» **Given task**
Repeat every line of the material, character for character.

## begin The records

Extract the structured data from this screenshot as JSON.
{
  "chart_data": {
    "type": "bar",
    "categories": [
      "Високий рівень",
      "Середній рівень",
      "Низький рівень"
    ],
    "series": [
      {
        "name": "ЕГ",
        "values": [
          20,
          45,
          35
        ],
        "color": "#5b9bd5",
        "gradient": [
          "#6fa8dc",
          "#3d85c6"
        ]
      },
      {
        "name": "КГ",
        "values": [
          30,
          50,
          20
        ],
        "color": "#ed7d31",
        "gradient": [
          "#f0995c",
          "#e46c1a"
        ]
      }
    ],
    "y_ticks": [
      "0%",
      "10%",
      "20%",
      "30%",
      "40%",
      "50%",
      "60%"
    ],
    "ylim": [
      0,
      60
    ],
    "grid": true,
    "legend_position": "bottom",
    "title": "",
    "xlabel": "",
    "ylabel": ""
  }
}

## end The records

» **Finished exercise**
Extract the structured data from this screenshot as JSON.
{
  "chart_data": {
    "type": "bar",
    "categories": [
      "Високий рівень",
      "Середній рівень",
      "Низький рівень"
    ],
    "series": [
      {
        "name": "ЕГ",
        "values": [
          20,
          45,
          35
        ],
        "color": "#5b9bd5",
        "gradient": [
          "#6fa8dc",
          "#3d85c6"
        ]
      },
      {
        "name": "КГ",
        "values": [
          30,
          50,
          20
        ],
        "color": "#ed7d31",
        "gradient": [
          "#f0995c",
          "#e46c1a"
        ]
      }
    ],
    "y_ticks": [
      "0%",
      "10%",
      "20%",
      "30%",
      "40%",
      "50%",
      "60%"
    ],
    "ylim": [
      0,
      60
    ],
    "grid": true,
    "legend_position": "bottom",
    "title": "",
    "xlabel": "",
    "ylabel": ""
  }
}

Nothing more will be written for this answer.